▸ To be done
Reproduce the following items line for line, without any alteration.

Layout element annotations
- - - -
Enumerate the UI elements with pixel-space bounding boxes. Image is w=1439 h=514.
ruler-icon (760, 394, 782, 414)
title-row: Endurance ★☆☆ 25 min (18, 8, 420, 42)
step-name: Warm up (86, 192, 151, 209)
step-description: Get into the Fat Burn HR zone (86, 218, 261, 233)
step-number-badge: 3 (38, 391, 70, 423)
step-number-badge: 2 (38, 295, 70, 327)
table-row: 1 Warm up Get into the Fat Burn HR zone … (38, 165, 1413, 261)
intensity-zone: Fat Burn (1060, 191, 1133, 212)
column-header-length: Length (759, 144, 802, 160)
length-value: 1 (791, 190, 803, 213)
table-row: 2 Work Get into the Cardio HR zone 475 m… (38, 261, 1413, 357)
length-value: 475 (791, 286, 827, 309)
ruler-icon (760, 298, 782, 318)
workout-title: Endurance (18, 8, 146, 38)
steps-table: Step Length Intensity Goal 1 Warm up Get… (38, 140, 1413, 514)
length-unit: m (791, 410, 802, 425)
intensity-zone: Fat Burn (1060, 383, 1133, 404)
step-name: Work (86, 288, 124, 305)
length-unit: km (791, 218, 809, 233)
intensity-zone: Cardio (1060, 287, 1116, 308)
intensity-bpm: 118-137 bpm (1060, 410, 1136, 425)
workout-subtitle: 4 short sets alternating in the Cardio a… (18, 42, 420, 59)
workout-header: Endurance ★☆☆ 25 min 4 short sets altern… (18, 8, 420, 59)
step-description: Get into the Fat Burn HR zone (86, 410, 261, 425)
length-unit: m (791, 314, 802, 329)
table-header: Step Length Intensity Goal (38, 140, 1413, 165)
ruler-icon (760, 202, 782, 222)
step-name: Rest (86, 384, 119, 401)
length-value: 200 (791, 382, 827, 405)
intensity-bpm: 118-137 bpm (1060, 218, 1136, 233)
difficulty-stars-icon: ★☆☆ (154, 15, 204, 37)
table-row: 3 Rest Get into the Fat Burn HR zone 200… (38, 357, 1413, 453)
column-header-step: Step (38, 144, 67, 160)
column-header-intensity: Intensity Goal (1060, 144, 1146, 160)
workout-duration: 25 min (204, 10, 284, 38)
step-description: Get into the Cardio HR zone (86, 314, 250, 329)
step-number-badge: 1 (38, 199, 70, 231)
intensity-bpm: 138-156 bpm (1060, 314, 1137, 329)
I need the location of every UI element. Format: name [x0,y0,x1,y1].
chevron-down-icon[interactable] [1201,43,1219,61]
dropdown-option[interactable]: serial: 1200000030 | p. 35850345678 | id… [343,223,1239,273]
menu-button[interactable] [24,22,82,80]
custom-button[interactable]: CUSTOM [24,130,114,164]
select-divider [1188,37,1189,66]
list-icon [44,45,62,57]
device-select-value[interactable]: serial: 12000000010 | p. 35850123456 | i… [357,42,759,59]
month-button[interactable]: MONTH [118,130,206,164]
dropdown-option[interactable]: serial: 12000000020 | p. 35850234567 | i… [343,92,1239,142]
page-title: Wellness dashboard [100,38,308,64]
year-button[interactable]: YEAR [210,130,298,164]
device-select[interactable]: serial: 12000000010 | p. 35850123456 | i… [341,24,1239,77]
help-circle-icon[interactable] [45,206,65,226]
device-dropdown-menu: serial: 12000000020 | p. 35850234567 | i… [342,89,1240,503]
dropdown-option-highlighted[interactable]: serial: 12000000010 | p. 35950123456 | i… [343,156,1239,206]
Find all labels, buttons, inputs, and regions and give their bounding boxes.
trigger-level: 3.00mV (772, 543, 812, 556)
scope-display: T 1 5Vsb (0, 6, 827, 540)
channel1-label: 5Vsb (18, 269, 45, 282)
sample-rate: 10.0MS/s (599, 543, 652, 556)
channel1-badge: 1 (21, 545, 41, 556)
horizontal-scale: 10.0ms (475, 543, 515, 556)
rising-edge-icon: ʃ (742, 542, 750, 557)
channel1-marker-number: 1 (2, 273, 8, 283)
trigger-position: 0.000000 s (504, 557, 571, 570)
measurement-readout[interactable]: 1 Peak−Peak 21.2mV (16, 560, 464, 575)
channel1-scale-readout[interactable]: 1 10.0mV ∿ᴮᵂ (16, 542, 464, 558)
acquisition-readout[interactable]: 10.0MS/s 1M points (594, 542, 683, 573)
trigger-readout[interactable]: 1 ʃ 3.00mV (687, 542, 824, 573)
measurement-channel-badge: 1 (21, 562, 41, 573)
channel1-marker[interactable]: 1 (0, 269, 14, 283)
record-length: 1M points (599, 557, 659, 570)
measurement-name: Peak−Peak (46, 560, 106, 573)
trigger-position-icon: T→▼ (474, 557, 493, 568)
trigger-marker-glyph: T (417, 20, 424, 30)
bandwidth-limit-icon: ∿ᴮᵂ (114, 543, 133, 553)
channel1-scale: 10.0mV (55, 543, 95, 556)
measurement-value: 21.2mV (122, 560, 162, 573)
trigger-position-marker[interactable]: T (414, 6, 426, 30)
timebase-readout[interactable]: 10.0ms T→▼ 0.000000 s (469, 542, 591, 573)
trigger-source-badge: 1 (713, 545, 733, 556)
- - - -
▸ Exercise response
Enumerate the UI elements with pixel-space bounding boxes. Image is w=1439 h=514.
ruler-icon (760, 394, 782, 414)
title-row: Endurance ★☆☆ 25 min (18, 8, 420, 42)
step-name: Warm up (86, 192, 151, 209)
step-description: Get into the Fat Burn HR zone (86, 218, 261, 233)
step-number-badge: 3 (38, 391, 70, 423)
step-number-badge: 2 (38, 295, 70, 327)
table-row: 1 Warm up Get into the Fat Burn HR zone … (38, 165, 1413, 261)
intensity-zone: Fat Burn (1060, 191, 1133, 212)
column-header-length: Length (759, 144, 802, 160)
length-value: 1 (791, 190, 803, 213)
table-row: 2 Work Get into the Cardio HR zone 475 m… (38, 261, 1413, 357)
length-value: 475 (791, 286, 827, 309)
ruler-icon (760, 298, 782, 318)
workout-title: Endurance (18, 8, 146, 38)
steps-table: Step Length Intensity Goal 1 Warm up Get… (38, 140, 1413, 514)
length-unit: m (791, 410, 802, 425)
intensity-zone: Fat Burn (1060, 383, 1133, 404)
step-name: Work (86, 288, 124, 305)
length-unit: km (791, 218, 809, 233)
intensity-zone: Cardio (1060, 287, 1116, 308)
intensity-bpm: 118-137 bpm (1060, 410, 1136, 425)
workout-subtitle: 4 short sets alternating in the Cardio a… (18, 42, 420, 59)
workout-header: Endurance ★☆☆ 25 min 4 short sets altern… (18, 8, 420, 59)
step-description: Get into the Fat Burn HR zone (86, 410, 261, 425)
length-unit: m (791, 314, 802, 329)
table-header: Step Length Intensity Goal (38, 140, 1413, 165)
ruler-icon (760, 202, 782, 222)
step-name: Rest (86, 384, 119, 401)
length-value: 200 (791, 382, 827, 405)
intensity-bpm: 118-137 bpm (1060, 218, 1136, 233)
difficulty-stars-icon: ★☆☆ (154, 15, 204, 37)
table-row: 3 Rest Get into the Fat Burn HR zone 200… (38, 357, 1413, 453)
column-header-step: Step (38, 144, 67, 160)
column-header-intensity: Intensity Goal (1060, 144, 1146, 160)
workout-duration: 25 min (204, 10, 284, 38)
step-description: Get into the Cardio HR zone (86, 314, 250, 329)
step-number-badge: 1 (38, 199, 70, 231)
intensity-bpm: 138-156 bpm (1060, 314, 1137, 329)
I need the location of every UI element. Format: name [x0,y0,x1,y1].
chevron-down-icon[interactable] [1201,43,1219,61]
dropdown-option[interactable]: serial: 1200000030 | p. 35850345678 | id… [343,223,1239,273]
menu-button[interactable] [24,22,82,80]
custom-button[interactable]: CUSTOM [24,130,114,164]
select-divider [1188,37,1189,66]
list-icon [44,45,62,57]
device-select-value[interactable]: serial: 12000000010 | p. 35850123456 | i… [357,42,759,59]
month-button[interactable]: MONTH [118,130,206,164]
dropdown-option[interactable]: serial: 12000000020 | p. 35850234567 | i… [343,92,1239,142]
page-title: Wellness dashboard [100,38,308,64]
year-button[interactable]: YEAR [210,130,298,164]
device-select[interactable]: serial: 12000000010 | p. 35850123456 | i… [341,24,1239,77]
help-circle-icon[interactable] [45,206,65,226]
device-dropdown-menu: serial: 12000000020 | p. 35850234567 | i… [342,89,1240,503]
dropdown-option-highlighted[interactable]: serial: 12000000010 | p. 35950123456 | i… [343,156,1239,206]
Find all labels, buttons, inputs, and regions and give their bounding boxes.
trigger-level: 3.00mV (772, 543, 812, 556)
scope-display: T 1 5Vsb (0, 6, 827, 540)
channel1-label: 5Vsb (18, 269, 45, 282)
sample-rate: 10.0MS/s (599, 543, 652, 556)
channel1-badge: 1 (21, 545, 41, 556)
horizontal-scale: 10.0ms (475, 543, 515, 556)
rising-edge-icon: ʃ (742, 542, 750, 557)
channel1-marker-number: 1 (2, 273, 8, 283)
trigger-position: 0.000000 s (504, 557, 571, 570)
measurement-readout[interactable]: 1 Peak−Peak 21.2mV (16, 560, 464, 575)
channel1-scale-readout[interactable]: 1 10.0mV ∿ᴮᵂ (16, 542, 464, 558)
acquisition-readout[interactable]: 10.0MS/s 1M points (594, 542, 683, 573)
trigger-readout[interactable]: 1 ʃ 3.00mV (687, 542, 824, 573)
measurement-channel-badge: 1 (21, 562, 41, 573)
channel1-marker[interactable]: 1 (0, 269, 14, 283)
record-length: 1M points (599, 557, 659, 570)
measurement-name: Peak−Peak (46, 560, 106, 573)
trigger-position-icon: T→▼ (474, 557, 493, 568)
trigger-marker-glyph: T (417, 20, 424, 30)
bandwidth-limit-icon: ∿ᴮᵂ (114, 543, 133, 553)
channel1-scale: 10.0mV (55, 543, 95, 556)
measurement-value: 21.2mV (122, 560, 162, 573)
trigger-position-marker[interactable]: T (414, 6, 426, 30)
timebase-readout[interactable]: 10.0ms T→▼ 0.000000 s (469, 542, 591, 573)
trigger-source-badge: 1 (713, 545, 733, 556)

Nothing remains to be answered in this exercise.